#### EXERCISE OBJECTIVE
Can you copy word for word the stretch of the post about the game sequel from "the writing, I" through "on persona 2."?

#### SUPPLIED TEXT
[archived from a cohost post, originally made on january 10, 2024]
we're going to be talking about this game on the podcast I do (live genre chronicles woooo) but I feel like I need to talk about this before we get to that on sunday.
it's, frankly, fucking miraculous that this game is as good, as considered, as deliberate as it feels. where the first game was callous and flippant, trudging along with awful people in a battle system that amounted to just about nothing, the sequel has managed to make me cry multiple times, to build a set of challenges I felt satisfaction in overcoming, and to fill a world with NPCs with coherent, if ridiculous, motivations. the sidequests in this game, even at their worst, have more character to them than the entire party from the original caligula effect, which I've already written about.
the writing, I can explain easily. tadashi satomi was the scenario writer on the original game, but couldn't return for the sequel due to scheduling conflicts. good riddance, then. while we did play megami ibunroku persona/revelations: persona via its PSP remake, most of the apologists for satomi's writing, in my experience, would have been coming from his work on persona 2.

#### GIVEN ENTRIES
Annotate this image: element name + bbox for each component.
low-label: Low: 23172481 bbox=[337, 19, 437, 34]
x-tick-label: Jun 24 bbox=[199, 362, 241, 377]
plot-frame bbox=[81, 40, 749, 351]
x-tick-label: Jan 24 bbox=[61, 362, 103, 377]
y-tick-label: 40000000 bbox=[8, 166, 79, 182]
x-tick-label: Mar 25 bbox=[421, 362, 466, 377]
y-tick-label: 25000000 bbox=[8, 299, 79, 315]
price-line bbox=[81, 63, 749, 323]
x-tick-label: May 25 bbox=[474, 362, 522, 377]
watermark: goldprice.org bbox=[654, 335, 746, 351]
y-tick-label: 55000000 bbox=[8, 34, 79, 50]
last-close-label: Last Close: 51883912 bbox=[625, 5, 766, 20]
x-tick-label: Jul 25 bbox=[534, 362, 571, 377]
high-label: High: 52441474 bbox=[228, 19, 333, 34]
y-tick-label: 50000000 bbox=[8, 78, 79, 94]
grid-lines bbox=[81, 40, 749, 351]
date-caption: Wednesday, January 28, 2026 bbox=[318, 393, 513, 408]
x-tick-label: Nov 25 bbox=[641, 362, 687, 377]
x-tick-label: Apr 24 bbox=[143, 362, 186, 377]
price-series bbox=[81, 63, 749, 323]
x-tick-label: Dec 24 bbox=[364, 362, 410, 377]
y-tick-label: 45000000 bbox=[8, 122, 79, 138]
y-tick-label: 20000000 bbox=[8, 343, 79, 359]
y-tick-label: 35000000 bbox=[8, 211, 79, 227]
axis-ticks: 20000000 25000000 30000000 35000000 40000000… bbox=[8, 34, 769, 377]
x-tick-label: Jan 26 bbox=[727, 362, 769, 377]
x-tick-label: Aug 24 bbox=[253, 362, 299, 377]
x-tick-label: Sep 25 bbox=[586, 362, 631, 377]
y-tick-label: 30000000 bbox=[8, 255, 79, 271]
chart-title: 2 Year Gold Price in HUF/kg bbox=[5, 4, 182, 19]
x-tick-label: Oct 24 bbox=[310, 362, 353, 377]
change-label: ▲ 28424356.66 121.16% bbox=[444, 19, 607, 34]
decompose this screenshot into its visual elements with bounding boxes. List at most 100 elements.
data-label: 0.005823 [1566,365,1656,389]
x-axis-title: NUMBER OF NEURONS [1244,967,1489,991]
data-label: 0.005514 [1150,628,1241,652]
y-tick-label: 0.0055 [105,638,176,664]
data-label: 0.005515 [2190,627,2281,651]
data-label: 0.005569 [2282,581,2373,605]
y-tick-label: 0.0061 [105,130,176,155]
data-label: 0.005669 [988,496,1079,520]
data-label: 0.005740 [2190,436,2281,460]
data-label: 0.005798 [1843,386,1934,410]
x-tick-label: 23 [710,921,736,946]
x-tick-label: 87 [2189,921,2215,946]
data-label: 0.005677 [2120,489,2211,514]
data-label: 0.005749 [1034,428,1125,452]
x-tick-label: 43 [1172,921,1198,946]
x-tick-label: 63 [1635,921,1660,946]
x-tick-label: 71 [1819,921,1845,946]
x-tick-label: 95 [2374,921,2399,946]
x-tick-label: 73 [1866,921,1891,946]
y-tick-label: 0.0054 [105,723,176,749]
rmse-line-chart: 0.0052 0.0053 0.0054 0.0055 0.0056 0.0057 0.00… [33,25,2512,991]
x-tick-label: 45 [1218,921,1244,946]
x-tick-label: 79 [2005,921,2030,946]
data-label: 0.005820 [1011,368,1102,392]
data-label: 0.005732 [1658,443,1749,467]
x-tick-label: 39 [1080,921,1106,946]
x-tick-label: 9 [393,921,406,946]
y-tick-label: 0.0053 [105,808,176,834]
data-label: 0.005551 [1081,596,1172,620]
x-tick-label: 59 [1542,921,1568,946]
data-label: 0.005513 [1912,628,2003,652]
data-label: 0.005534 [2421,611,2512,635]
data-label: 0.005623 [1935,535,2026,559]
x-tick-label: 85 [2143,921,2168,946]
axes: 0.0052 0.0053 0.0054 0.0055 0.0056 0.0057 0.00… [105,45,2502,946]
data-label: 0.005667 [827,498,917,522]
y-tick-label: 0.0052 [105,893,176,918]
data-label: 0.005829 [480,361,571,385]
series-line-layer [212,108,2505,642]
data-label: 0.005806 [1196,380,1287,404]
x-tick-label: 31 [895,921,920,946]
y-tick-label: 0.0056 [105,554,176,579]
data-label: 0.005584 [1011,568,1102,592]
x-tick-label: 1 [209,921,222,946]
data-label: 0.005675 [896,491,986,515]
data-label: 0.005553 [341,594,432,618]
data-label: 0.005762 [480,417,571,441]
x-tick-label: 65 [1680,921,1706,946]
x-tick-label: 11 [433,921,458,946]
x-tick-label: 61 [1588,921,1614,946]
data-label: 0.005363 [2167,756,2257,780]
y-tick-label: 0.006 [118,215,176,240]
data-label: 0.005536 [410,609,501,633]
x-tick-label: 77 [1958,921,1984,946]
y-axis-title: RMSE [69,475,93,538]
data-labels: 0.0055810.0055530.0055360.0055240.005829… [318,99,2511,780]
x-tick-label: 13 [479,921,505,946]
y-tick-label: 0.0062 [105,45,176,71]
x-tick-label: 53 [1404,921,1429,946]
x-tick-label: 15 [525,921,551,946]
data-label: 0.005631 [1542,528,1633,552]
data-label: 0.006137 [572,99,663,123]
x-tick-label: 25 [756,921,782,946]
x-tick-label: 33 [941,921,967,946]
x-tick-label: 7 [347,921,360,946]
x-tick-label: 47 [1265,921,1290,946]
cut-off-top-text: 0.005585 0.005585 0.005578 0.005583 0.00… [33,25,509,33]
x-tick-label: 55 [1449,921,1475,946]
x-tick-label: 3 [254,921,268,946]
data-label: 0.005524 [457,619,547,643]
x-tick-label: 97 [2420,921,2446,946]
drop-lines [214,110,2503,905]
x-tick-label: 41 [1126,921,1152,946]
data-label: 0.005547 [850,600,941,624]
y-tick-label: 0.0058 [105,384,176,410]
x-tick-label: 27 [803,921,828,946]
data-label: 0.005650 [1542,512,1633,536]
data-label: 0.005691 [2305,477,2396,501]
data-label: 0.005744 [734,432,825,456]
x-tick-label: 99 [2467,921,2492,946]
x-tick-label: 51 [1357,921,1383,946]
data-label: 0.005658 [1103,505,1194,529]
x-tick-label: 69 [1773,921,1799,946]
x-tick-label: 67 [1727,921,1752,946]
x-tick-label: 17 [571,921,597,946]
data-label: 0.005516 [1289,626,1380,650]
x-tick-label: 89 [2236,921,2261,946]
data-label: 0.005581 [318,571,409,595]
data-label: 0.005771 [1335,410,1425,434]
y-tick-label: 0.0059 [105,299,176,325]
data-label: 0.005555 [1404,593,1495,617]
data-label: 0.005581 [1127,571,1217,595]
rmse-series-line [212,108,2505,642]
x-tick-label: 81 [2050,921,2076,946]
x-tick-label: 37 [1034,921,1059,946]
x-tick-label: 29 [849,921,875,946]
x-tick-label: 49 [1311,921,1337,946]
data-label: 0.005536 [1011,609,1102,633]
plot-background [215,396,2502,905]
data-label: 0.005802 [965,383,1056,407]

#### SOLUTION TO THE PROBLEM
the writing, I can explain easily. tadashi satomi was the scenario writer on the original game, but couldn't return for the sequel due to scheduling conflicts. good riddance, then. while we did play megami ibunroku persona/revelations: persona via its PSP remake, most of the apologists for satomi's writing, in my experience, would have been coming from his work on persona 2.